### Stored data
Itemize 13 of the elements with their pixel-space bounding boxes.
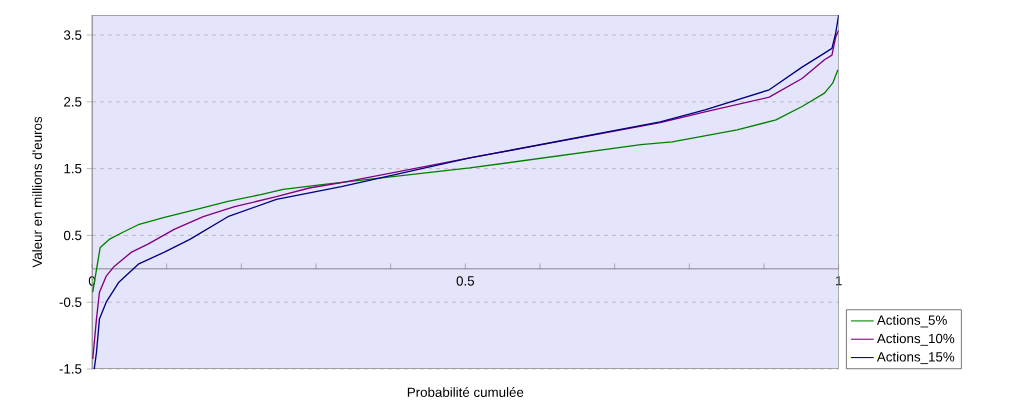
y-tick-label: 3.5 bbox=[63, 30, 82, 40]
y-tick-label: 1.5 bbox=[64, 163, 82, 174]
y-tick-label: -0.5 bbox=[59, 297, 82, 307]
y-tick-label: -1.5 bbox=[59, 364, 82, 374]
y-axis-title: Valeur en millions d'euros bbox=[32, 116, 42, 268]
x-tick-label: 1 bbox=[835, 276, 842, 286]
legend-label: Actions_10% bbox=[876, 333, 955, 346]
x-axis-title: Probabilité cumulée bbox=[407, 387, 524, 397]
legend-label: Actions_15% bbox=[876, 351, 955, 365]
y-tick-label: 2.5 bbox=[64, 97, 82, 107]
x-tick-label: 0.5 bbox=[456, 276, 475, 286]
legend-label: Actions_5% bbox=[876, 315, 947, 328]
y-tick-label: 0.5 bbox=[63, 230, 82, 241]
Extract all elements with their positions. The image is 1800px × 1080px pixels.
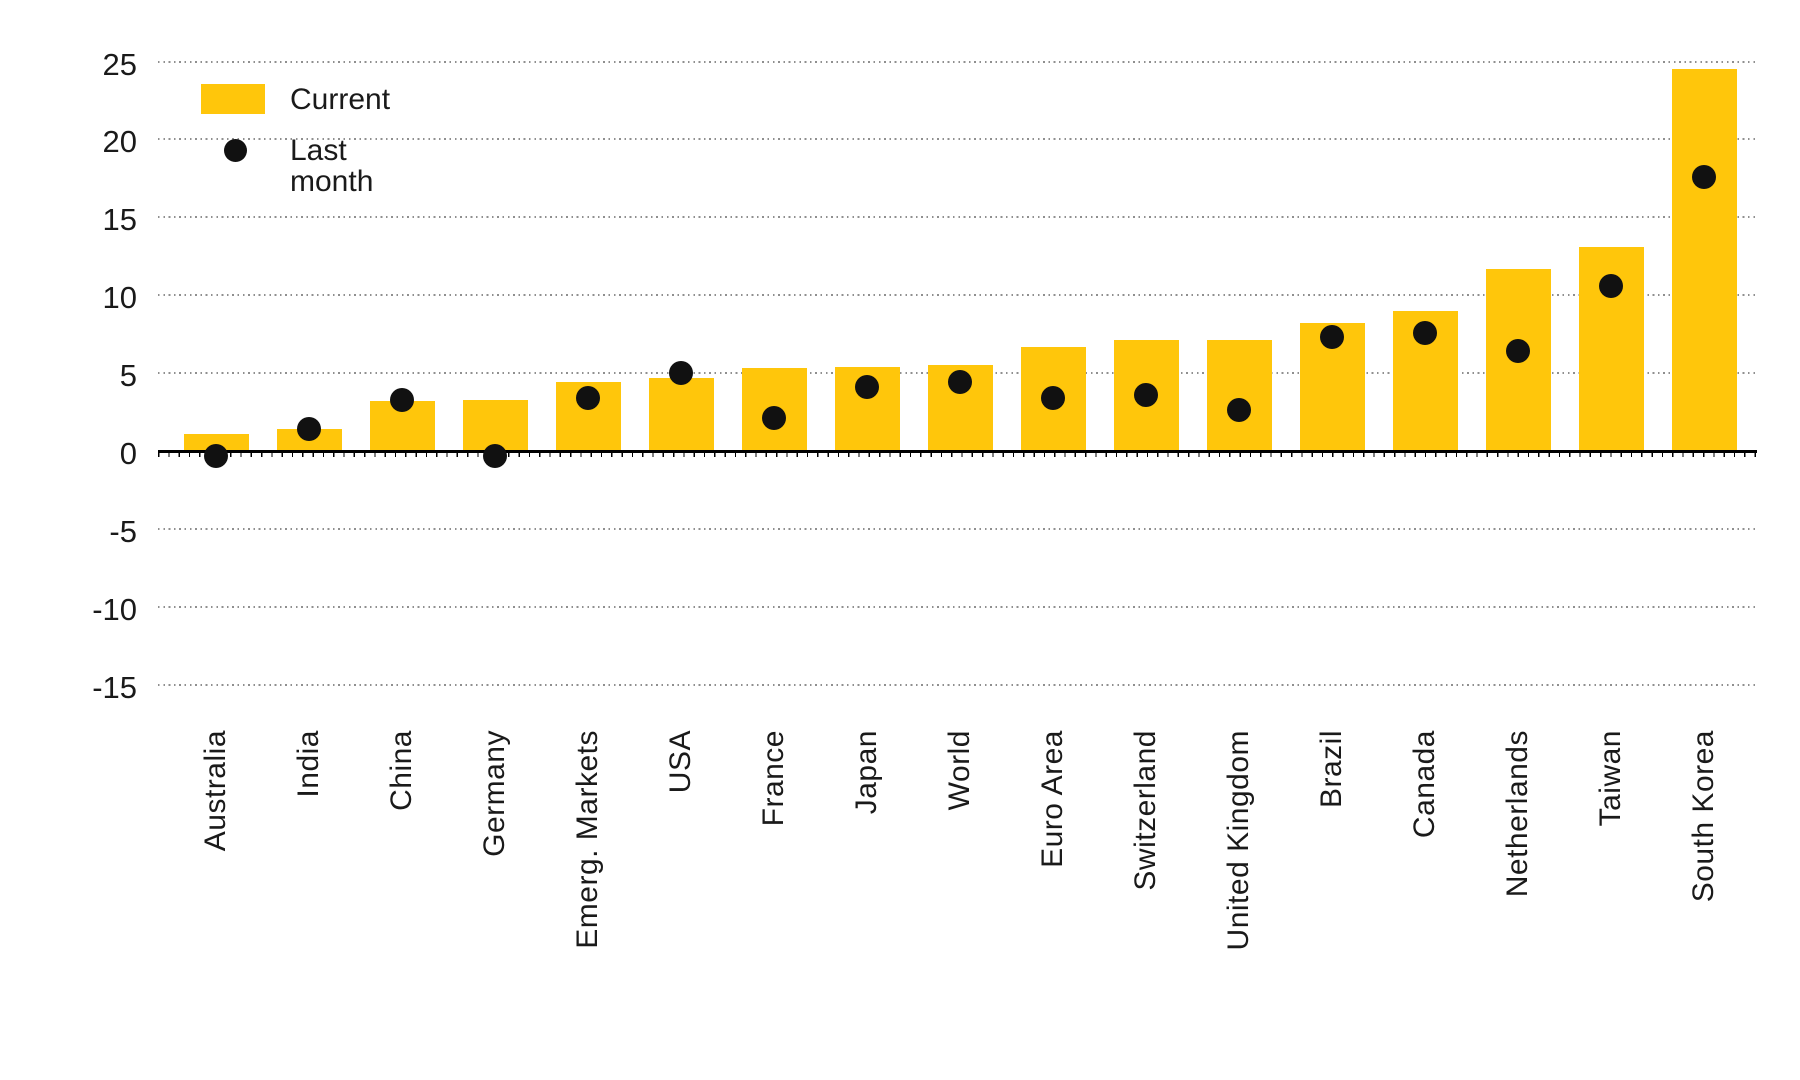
- x-tick-label-taiwan: Taiwan: [1594, 730, 1627, 827]
- x-tick-label-germany: Germany: [478, 730, 511, 857]
- y-tick-label-15: 15: [102, 202, 137, 238]
- dot-brazil: [1320, 325, 1344, 350]
- bar-germany: [462, 399, 528, 451]
- y-tick-label--5: -5: [109, 513, 137, 549]
- dot-south-korea: [1692, 164, 1716, 189]
- y-tick-label--10: -10: [92, 591, 137, 627]
- x-tick-label-world: World: [943, 730, 976, 811]
- bar-usa: [648, 377, 714, 451]
- x-tick-label-switzerland: Switzerland: [1129, 730, 1162, 891]
- x-tick-label-brazil: Brazil: [1315, 730, 1348, 809]
- x-axis-minor-ticks: [158, 452, 1757, 457]
- bar-australia: [183, 433, 249, 451]
- bar-south-korea: [1671, 69, 1737, 451]
- dot-switzerland: [1134, 382, 1158, 407]
- dot-emerg-markets: [576, 386, 600, 411]
- y-tick-label-25: 25: [102, 46, 137, 82]
- legend-last-month-label: Last month: [290, 134, 374, 198]
- y-tick-label--15: -15: [92, 669, 137, 705]
- gridline-10: [158, 294, 1757, 297]
- dot-taiwan: [1599, 273, 1623, 298]
- gridline-25: [158, 60, 1757, 63]
- x-tick-label-canada: Canada: [1408, 730, 1441, 839]
- legend-current-swatch: [201, 84, 265, 114]
- gridline-20: [158, 138, 1757, 141]
- gridline-15: [158, 216, 1757, 219]
- x-tick-label-netherlands: Netherlands: [1501, 730, 1534, 898]
- dot-euro-area: [1041, 386, 1065, 411]
- x-tick-label-united-kingdom: United Kingdom: [1222, 730, 1255, 951]
- legend-current-label: Current: [290, 83, 391, 116]
- dot-india: [297, 417, 321, 442]
- x-tick-label-china: China: [385, 730, 418, 811]
- bar-united-kingdom: [1206, 340, 1272, 451]
- legend-last-month-dot-icon: [224, 139, 247, 162]
- y-tick-label-10: 10: [102, 280, 137, 316]
- dot-china: [390, 387, 414, 412]
- y-tick-label-5: 5: [119, 358, 137, 394]
- dot-netherlands: [1506, 339, 1530, 364]
- dot-australia: [204, 443, 228, 468]
- x-tick-label-euro-area: Euro Area: [1036, 730, 1069, 868]
- y-tick-label-20: 20: [102, 124, 137, 160]
- dot-usa: [669, 361, 693, 386]
- gridline--10: [158, 605, 1757, 608]
- x-tick-label-australia: Australia: [199, 730, 232, 852]
- x-tick-label-japan: Japan: [850, 730, 883, 815]
- gridline--15: [158, 683, 1757, 686]
- dot-japan: [855, 375, 879, 400]
- x-tick-label-emerg-markets: Emerg. Markets: [571, 730, 604, 949]
- x-tick-label-south-korea: South Korea: [1687, 730, 1720, 903]
- dot-united-kingdom: [1227, 398, 1251, 423]
- x-tick-label-france: France: [757, 730, 790, 827]
- dot-france: [762, 406, 786, 431]
- dot-canada: [1413, 320, 1437, 345]
- x-tick-label-usa: USA: [664, 730, 697, 794]
- y-tick-label-0: 0: [119, 436, 137, 471]
- dot-germany: [483, 443, 507, 468]
- gridline--5: [158, 527, 1757, 530]
- x-tick-label-india: India: [292, 730, 325, 798]
- x-axis-zero-line: [158, 449, 1757, 453]
- dot-world: [948, 370, 972, 395]
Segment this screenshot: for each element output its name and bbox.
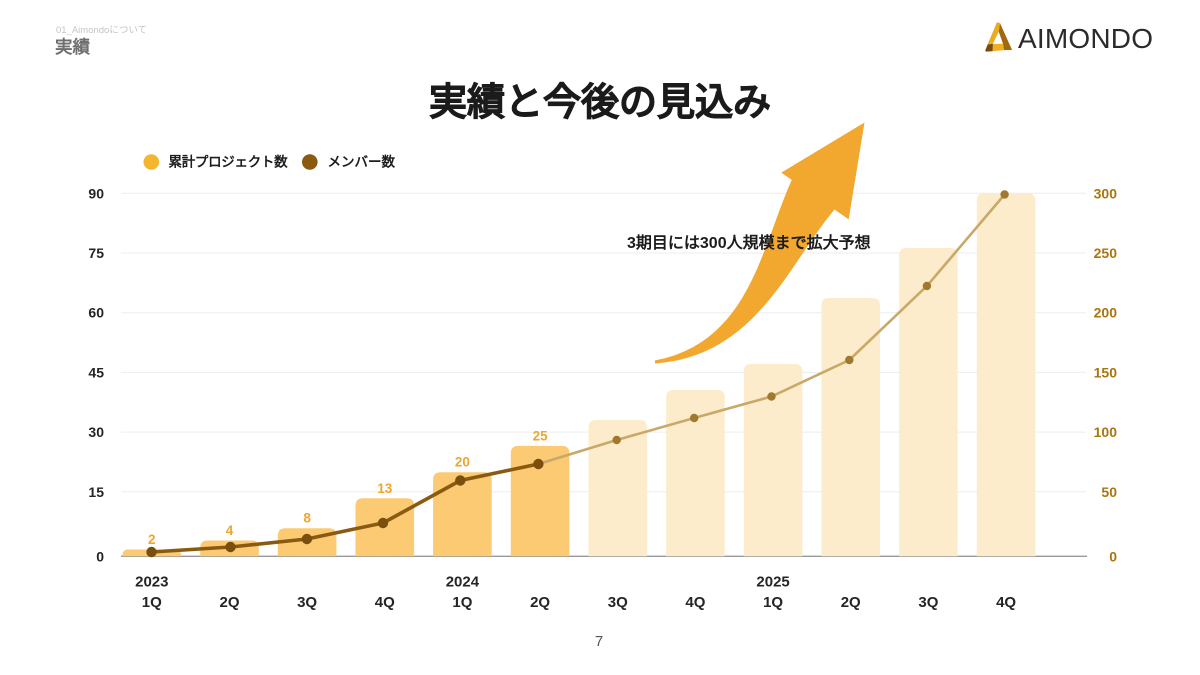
svg-text:75: 75 [88,245,104,261]
svg-text:4Q: 4Q [375,594,395,611]
svg-text:300: 300 [1094,185,1118,201]
svg-text:60: 60 [88,305,104,321]
svg-text:0: 0 [96,548,104,564]
svg-text:2Q: 2Q [530,594,550,611]
svg-text:150: 150 [1094,364,1118,380]
svg-text:4Q: 4Q [685,594,705,611]
svg-text:3期目には300人規模まで拡大予想: 3期目には300人規模まで拡大予想 [627,233,871,252]
svg-text:2: 2 [148,532,156,547]
svg-text:4Q: 4Q [996,594,1016,611]
svg-text:0: 0 [1109,548,1117,564]
svg-text:1Q: 1Q [763,594,783,611]
svg-text:2Q: 2Q [219,594,239,611]
svg-text:25: 25 [533,428,549,443]
svg-text:200: 200 [1094,305,1118,321]
svg-text:45: 45 [88,364,104,380]
svg-text:2025: 2025 [756,574,789,591]
svg-text:90: 90 [88,185,104,201]
svg-text:15: 15 [88,484,104,500]
svg-text:20: 20 [455,455,470,470]
svg-text:3Q: 3Q [297,594,317,611]
svg-text:1Q: 1Q [452,594,472,611]
svg-text:3Q: 3Q [918,594,938,611]
svg-text:4: 4 [226,523,234,538]
svg-text:累計プロジェクト数: 累計プロジェクト数 [169,154,289,170]
svg-text:8: 8 [303,511,311,526]
svg-text:100: 100 [1094,424,1118,440]
svg-text:30: 30 [88,424,104,440]
svg-text:2Q: 2Q [841,594,861,611]
svg-text:2024: 2024 [446,574,480,591]
svg-text:50: 50 [1101,484,1117,500]
svg-text:3Q: 3Q [608,594,628,611]
svg-text:13: 13 [377,481,393,496]
svg-text:7: 7 [595,633,603,650]
svg-text:1Q: 1Q [142,594,162,611]
svg-text:250: 250 [1094,245,1118,261]
svg-text:2023: 2023 [135,574,168,591]
svg-text:メンバー数: メンバー数 [328,154,396,170]
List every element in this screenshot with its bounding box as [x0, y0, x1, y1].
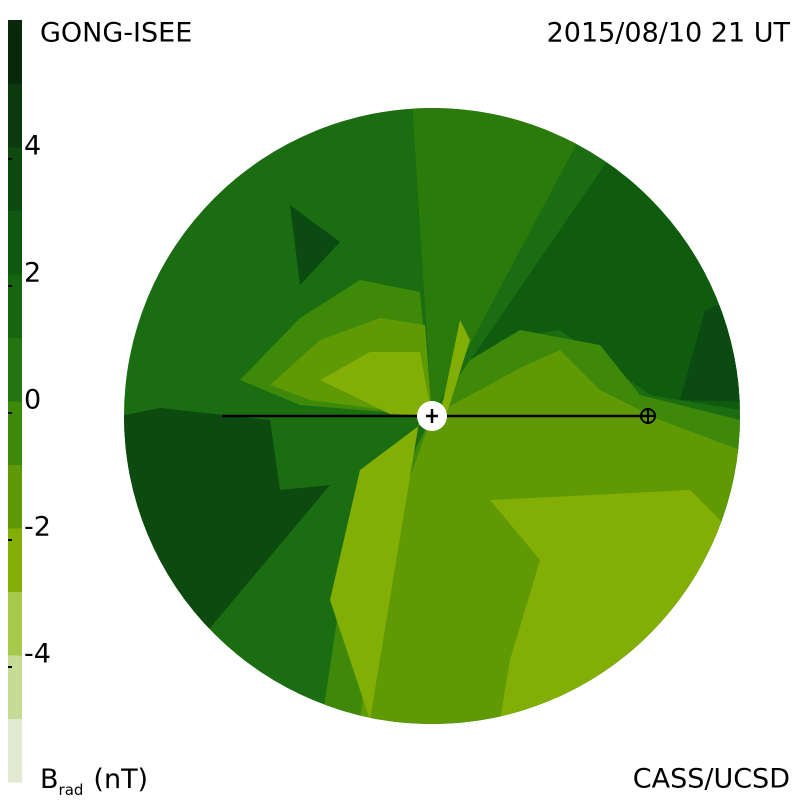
colorbar-band: [8, 83, 22, 148]
colorbar-tick-label: -2: [24, 512, 51, 543]
colorbar-label: Brad (nT): [40, 764, 148, 799]
colorbar-band: [8, 274, 22, 338]
colorbar-band: [8, 591, 22, 656]
credit: CASS/UCSD: [633, 764, 790, 795]
label-unit: (nT): [93, 764, 148, 795]
colorbar: 4 2 0 -2 -4: [8, 20, 51, 783]
sun-marker: [426, 409, 438, 423]
colorbar-tick-label: 2: [24, 258, 41, 289]
label-sub: rad: [59, 781, 84, 799]
colorbar-tick-label: 0: [24, 385, 41, 416]
header-left: GONG-ISEE: [40, 18, 192, 49]
header-right: 2015/08/10 21 UT: [547, 18, 791, 49]
colorbar-band: [8, 20, 22, 84]
colorbar-band: [8, 210, 22, 275]
colorbar-tick-label: -4: [24, 639, 51, 670]
colorbar-band: [8, 528, 22, 592]
colorbar-band: [8, 401, 22, 465]
colorbar-band: [8, 464, 22, 529]
colorbar-band: [8, 147, 22, 211]
colorbar-band: [8, 655, 22, 719]
label-symbol: B: [40, 764, 59, 795]
colorbar-band: [8, 718, 22, 783]
colorbar-tick-label: 4: [24, 131, 41, 162]
colorbar-band: [8, 337, 22, 402]
earth: [640, 408, 656, 424]
heliosphere-disk: [124, 108, 740, 724]
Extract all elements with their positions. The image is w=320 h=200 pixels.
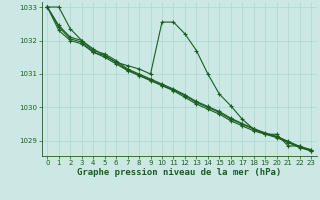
X-axis label: Graphe pression niveau de la mer (hPa): Graphe pression niveau de la mer (hPa) (77, 168, 281, 177)
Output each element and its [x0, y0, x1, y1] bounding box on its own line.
######
= Set exercise =
Arrange the lines from the one containing "svg-text:75: 75 [88,245,104,261]" up to and including the one containing "svg-text:150: 150 [1094,364,1118,380]" as a JSON list of strings, one string per line, leaving out any blank lines.

= Answer to the task =
[
  "svg-text:75: 75 [88,245,104,261]",
  "svg-text:4Q: 4Q [375,594,395,611]",
  "svg-text:300: 300 [1094,185,1118,201]",
  "svg-text:60: 60 [88,305,104,321]",
  "svg-text:0: 0 [96,548,104,564]",
  "svg-text:2Q: 2Q [530,594,550,611]",
  "svg-text:150: 150 [1094,364,1118,380]"
]